● WHAT IS NEEDED
Without changing a character, output all of the records.

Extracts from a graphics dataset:

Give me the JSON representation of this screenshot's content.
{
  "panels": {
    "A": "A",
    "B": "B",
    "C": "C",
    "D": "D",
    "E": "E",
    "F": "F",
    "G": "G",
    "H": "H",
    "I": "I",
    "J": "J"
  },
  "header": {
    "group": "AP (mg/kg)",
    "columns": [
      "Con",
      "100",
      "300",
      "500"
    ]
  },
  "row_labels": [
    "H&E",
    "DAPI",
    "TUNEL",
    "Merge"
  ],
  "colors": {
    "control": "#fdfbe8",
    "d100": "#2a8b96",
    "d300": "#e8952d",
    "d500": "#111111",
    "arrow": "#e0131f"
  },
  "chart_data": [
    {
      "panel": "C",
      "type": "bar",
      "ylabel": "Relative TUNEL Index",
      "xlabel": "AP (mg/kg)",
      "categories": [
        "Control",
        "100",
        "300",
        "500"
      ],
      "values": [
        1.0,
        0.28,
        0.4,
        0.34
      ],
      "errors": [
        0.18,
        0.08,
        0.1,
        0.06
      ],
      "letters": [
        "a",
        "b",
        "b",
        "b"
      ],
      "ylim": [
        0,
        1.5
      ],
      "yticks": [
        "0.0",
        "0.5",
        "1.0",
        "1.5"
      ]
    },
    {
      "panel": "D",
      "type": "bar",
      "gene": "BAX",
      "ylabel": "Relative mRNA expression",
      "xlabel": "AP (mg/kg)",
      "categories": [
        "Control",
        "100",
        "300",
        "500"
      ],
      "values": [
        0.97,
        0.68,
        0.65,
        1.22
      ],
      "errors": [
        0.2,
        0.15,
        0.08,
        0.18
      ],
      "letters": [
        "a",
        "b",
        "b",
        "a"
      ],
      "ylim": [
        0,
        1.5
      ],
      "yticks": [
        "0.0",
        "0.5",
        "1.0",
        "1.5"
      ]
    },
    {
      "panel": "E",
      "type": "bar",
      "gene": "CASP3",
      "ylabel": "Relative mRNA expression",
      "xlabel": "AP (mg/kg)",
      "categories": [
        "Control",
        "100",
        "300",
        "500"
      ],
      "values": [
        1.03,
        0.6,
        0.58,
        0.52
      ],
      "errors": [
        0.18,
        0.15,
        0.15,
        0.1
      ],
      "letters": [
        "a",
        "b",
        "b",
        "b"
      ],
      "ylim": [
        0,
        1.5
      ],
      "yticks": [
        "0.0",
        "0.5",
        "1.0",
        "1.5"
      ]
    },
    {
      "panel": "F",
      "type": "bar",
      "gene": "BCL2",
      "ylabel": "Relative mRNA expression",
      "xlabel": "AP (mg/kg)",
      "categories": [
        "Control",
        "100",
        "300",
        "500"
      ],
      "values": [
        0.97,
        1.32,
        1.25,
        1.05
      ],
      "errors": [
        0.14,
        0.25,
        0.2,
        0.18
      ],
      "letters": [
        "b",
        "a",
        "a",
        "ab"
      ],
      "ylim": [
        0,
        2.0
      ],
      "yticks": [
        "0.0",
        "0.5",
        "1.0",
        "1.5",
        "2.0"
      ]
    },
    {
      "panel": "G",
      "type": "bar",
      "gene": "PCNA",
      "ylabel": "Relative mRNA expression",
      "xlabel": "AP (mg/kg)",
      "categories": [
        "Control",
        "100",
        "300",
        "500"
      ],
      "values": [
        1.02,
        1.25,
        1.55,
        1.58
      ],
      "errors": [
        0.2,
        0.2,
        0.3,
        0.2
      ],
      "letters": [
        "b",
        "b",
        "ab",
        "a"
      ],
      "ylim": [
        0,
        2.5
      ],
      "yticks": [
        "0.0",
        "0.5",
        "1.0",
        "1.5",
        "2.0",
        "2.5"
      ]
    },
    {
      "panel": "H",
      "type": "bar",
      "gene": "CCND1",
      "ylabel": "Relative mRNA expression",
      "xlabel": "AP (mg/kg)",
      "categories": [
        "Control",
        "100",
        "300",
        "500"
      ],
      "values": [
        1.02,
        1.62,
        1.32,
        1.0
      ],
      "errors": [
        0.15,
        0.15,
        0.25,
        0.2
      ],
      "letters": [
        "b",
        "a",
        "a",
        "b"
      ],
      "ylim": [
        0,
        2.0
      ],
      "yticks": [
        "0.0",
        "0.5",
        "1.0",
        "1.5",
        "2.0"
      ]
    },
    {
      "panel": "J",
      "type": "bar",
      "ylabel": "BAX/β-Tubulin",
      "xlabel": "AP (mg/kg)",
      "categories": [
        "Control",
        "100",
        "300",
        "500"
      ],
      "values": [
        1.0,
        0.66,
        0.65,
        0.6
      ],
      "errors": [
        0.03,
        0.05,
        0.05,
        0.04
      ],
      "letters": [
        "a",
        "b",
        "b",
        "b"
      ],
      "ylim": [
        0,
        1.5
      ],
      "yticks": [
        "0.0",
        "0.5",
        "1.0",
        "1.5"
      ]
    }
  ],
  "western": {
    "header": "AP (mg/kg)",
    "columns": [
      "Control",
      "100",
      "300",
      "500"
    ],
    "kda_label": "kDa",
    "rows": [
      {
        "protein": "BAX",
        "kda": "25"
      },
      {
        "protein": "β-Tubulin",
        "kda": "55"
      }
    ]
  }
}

● THE COMPLETED TASK
Give me the JSON representation of this screenshot's content.
{
  "panels": {
    "A": "A",
    "B": "B",
    "C": "C",
    "D": "D",
    "E": "E",
    "F": "F",
    "G": "G",
    "H": "H",
    "I": "I",
    "J": "J"
  },
  "header": {
    "group": "AP (mg/kg)",
    "columns": [
      "Con",
      "100",
      "300",
      "500"
    ]
  },
  "row_labels": [
    "H&E",
    "DAPI",
    "TUNEL",
    "Merge"
  ],
  "colors": {
    "control": "#fdfbe8",
    "d100": "#2a8b96",
    "d300": "#e8952d",
    "d500": "#111111",
    "arrow": "#e0131f"
  },
  "chart_data": [
    {
      "panel": "C",
      "type": "bar",
      "ylabel": "Relative TUNEL Index",
      "xlabel": "AP (mg/kg)",
      "categories": [
        "Control",
        "100",
        "300",
        "500"
      ],
      "values": [
        1.0,
        0.28,
        0.4,
        0.34
      ],
      "errors": [
        0.18,
        0.08,
        0.1,
        0.06
      ],
      "letters": [
        "a",
        "b",
        "b",
        "b"
      ],
      "ylim": [
        0,
        1.5
      ],
      "yticks": [
        "0.0",
        "0.5",
        "1.0",
        "1.5"
      ]
    },
    {
      "panel": "D",
      "type": "bar",
      "gene": "BAX",
      "ylabel": "Relative mRNA expression",
      "xlabel": "AP (mg/kg)",
      "categories": [
        "Control",
        "100",
        "300",
        "500"
      ],
      "values": [
        0.97,
        0.68,
        0.65,
        1.22
      ],
      "errors": [
        0.2,
        0.15,
        0.08,
        0.18
      ],
      "letters": [
        "a",
        "b",
        "b",
        "a"
      ],
      "ylim": [
        0,
        1.5
      ],
      "yticks": [
        "0.0",
        "0.5",
        "1.0",
        "1.5"
      ]
    },
    {
      "panel": "E",
      "type": "bar",
      "gene": "CASP3",
      "ylabel": "Relative mRNA expression",
      "xlabel": "AP (mg/kg)",
      "categories": [
        "Control",
        "100",
        "300",
        "500"
      ],
      "values": [
        1.03,
        0.6,
        0.58,
        0.52
      ],
      "errors": [
        0.18,
        0.15,
        0.15,
        0.1
      ],
      "letters": [
        "a",
        "b",
        "b",
        "b"
      ],
      "ylim": [
        0,
        1.5
      ],
      "yticks": [
        "0.0",
        "0.5",
        "1.0",
        "1.5"
      ]
    },
    {
      "panel": "F",
      "type": "bar",
      "gene": "BCL2",
      "ylabel": "Relative mRNA expression",
      "xlabel": "AP (mg/kg)",
      "categories": [
        "Control",
        "100",
        "300",
        "500"
      ],
      "values": [
        0.97,
        1.32,
        1.25,
        1.05
      ],
      "errors": [
        0.14,
        0.25,
        0.2,
        0.18
      ],
      "letters": [
        "b",
        "a",
        "a",
        "ab"
      ],
      "ylim": [
        0,
        2.0
      ],
      "yticks": [
        "0.0",
        "0.5",
        "1.0",
        "1.5",
        "2.0"
      ]
    },
    {
      "panel": "G",
      "type": "bar",
      "gene": "PCNA",
      "ylabel": "Relative mRNA expression",
      "xlabel": "AP (mg/kg)",
      "categories": [
        "Control",
        "100",
        "300",
        "500"
      ],
      "values": [
        1.02,
        1.25,
        1.55,
        1.58
      ],
      "errors": [
        0.2,
        0.2,
        0.3,
        0.2
      ],
      "letters": [
        "b",
        "b",
        "ab",
        "a"
      ],
      "ylim": [
        0,
        2.5
      ],
      "yticks": [
        "0.0",
        "0.5",
        "1.0",
        "1.5",
        "2.0",
        "2.5"
      ]
    },
    {
      "panel": "H",
      "type": "bar",
      "gene": "CCND1",
      "ylabel": "Relative mRNA expression",
      "xlabel": "AP (mg/kg)",
      "categories": [
        "Control",
        "100",
        "300",
        "500"
      ],
      "values": [
        1.02,
        1.62,
        1.32,
        1.0
      ],
      "errors": [
        0.15,
        0.15,
        0.25,
        0.2
      ],
      "letters": [
        "b",
        "a",
        "a",
        "b"
      ],
      "ylim": [
        0,
        2.0
      ],
      "yticks": [
        "0.0",
        "0.5",
        "1.0",
        "1.5",
        "2.0"
      ]
    },
    {
      "panel": "J",
      "type": "bar",
      "ylabel": "BAX/β-Tubulin",
      "xlabel": "AP (mg/kg)",
      "categories": [
        "Control",
        "100",
        "300",
        "500"
      ],
      "values": [
        1.0,
        0.66,
        0.65,
        0.6
      ],
      "errors": [
        0.03,
        0.05,
        0.05,
        0.04
      ],
      "letters": [
        "a",
        "b",
        "b",
        "b"
      ],
      "ylim": [
        0,
        1.5
      ],
      "yticks": [
        "0.0",
        "0.5",
        "1.0",
        "1.5"
      ]
    }
  ],
  "western": {
    "header": "AP (mg/kg)",
    "columns": [
      "Control",
      "100",
      "300",
      "500"
    ],
    "kda_label": "kDa",
    "rows": [
      {
        "protein": "BAX",
        "kda": "25"
      },
      {
        "protein": "β-Tubulin",
        "kda": "55"
      }
    ]
  }
}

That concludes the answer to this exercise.